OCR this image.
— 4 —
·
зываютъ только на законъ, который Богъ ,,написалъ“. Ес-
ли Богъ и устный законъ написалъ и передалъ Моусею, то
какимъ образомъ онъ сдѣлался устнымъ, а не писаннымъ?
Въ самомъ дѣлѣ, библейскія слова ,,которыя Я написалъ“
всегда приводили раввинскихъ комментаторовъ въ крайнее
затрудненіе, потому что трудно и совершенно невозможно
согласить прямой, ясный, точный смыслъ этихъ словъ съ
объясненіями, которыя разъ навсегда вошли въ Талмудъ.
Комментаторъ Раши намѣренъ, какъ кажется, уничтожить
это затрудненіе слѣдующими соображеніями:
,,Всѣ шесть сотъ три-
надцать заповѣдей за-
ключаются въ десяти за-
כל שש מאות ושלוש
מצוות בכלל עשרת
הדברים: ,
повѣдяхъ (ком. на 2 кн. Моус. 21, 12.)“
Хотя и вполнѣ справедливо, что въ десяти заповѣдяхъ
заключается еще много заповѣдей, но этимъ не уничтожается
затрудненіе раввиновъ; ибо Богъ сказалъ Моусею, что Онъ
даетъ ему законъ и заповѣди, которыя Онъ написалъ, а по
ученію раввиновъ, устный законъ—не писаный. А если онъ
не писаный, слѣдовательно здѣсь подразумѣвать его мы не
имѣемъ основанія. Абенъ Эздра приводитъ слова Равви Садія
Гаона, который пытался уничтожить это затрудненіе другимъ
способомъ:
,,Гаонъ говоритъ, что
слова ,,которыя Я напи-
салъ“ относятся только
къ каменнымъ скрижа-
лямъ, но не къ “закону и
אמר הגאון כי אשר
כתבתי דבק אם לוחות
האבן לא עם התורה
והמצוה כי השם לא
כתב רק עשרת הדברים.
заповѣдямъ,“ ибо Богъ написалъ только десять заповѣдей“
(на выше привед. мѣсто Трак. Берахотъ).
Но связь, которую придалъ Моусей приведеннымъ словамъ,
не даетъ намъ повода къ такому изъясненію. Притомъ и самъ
· · · · · · ·
-- Do this --
List every line in the records above that contains the word "только".

-- Result --
зываютъ только на законъ, который Богъ ,,написалъ“. Ес-
салъ“ относятся только
заповѣдямъ,“ ибо Богъ написалъ только десять заповѣдей“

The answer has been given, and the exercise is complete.